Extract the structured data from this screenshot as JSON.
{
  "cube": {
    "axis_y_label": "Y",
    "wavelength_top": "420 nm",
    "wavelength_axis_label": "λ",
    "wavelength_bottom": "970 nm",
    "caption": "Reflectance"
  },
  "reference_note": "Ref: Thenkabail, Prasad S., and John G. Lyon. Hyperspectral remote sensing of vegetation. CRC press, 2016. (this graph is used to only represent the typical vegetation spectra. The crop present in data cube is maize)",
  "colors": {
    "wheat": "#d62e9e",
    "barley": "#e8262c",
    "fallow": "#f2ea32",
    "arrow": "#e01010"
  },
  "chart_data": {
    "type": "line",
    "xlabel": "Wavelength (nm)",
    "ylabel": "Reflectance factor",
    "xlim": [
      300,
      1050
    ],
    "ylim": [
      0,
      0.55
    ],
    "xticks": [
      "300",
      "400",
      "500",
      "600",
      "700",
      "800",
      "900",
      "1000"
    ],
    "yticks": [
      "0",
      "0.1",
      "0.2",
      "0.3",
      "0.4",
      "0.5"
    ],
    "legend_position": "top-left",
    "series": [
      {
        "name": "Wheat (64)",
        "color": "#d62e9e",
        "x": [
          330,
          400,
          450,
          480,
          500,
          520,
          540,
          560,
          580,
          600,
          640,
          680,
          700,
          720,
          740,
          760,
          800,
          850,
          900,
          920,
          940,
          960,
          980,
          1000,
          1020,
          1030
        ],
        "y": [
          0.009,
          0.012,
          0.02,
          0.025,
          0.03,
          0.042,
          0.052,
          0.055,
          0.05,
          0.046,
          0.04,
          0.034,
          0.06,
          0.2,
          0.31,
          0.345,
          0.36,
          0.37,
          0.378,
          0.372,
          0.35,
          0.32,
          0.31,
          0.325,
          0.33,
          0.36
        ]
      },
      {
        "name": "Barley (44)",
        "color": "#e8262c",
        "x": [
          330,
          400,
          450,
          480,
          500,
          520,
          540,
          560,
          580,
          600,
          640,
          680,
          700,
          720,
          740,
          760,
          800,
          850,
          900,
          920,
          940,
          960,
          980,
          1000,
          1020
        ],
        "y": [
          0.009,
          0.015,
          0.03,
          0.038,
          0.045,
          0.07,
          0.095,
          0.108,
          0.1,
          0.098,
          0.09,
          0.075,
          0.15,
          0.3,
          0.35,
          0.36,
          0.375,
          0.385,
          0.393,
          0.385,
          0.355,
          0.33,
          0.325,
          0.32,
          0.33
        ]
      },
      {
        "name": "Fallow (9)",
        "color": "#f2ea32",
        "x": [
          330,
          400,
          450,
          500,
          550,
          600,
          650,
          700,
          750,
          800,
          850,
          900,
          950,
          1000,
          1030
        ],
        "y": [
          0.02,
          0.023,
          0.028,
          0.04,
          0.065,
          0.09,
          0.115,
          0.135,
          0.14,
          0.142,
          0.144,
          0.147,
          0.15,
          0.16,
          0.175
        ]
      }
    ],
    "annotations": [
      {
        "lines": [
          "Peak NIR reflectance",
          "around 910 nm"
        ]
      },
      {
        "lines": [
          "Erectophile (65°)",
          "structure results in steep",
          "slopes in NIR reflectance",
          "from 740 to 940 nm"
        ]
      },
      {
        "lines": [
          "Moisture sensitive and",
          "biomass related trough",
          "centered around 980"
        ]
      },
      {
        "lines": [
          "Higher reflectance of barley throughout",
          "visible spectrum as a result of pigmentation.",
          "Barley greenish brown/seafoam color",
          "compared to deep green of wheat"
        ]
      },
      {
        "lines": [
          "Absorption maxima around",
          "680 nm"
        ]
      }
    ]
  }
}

++++++

GOAL OF THE EXERCISE :: Look over the records above and copy each line that includes the string "this".

WRITTEN REPLY ::
Extract the structured data from this screenshot as JSON.
  "reference_note": "Ref: Thenkabail, Prasad S., and John G. Lyon. Hyperspectral remote sensing of vegetation. CRC press, 2016. (this graph is used to only represent the typical vegetation spectra. The crop present in data cube is maize)",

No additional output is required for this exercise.